▶ [Exercise objective] Copy out all lines in the data below containing the string "core".

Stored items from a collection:
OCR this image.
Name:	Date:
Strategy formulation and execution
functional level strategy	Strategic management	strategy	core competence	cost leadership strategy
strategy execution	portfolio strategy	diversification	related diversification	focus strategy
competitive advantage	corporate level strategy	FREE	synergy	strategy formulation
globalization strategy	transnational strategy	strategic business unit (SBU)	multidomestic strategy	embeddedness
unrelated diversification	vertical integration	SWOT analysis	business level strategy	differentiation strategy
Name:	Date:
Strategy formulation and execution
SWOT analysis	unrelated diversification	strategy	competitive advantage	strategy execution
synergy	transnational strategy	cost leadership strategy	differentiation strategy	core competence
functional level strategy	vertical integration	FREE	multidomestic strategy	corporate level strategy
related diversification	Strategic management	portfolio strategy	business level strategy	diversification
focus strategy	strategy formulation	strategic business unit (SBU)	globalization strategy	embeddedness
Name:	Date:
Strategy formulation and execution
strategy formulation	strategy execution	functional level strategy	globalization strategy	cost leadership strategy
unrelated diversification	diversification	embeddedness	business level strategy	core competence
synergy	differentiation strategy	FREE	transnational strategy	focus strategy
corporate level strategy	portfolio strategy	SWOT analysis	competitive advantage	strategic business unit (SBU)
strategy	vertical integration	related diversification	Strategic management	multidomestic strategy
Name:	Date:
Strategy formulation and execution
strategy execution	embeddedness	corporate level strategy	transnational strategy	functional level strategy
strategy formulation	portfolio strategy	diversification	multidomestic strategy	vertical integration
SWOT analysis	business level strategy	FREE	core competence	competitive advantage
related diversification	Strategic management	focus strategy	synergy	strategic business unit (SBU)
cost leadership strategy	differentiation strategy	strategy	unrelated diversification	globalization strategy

▶ [Output of the task]
functional level strategy	Strategic management	strategy	core competence	cost leadership strategy
synergy	transnational strategy	cost leadership strategy	differentiation strategy	core competence
unrelated diversification	diversification	embeddedness	business level strategy	core competence
SWOT analysis	business level strategy	FREE	core competence	competitive advantage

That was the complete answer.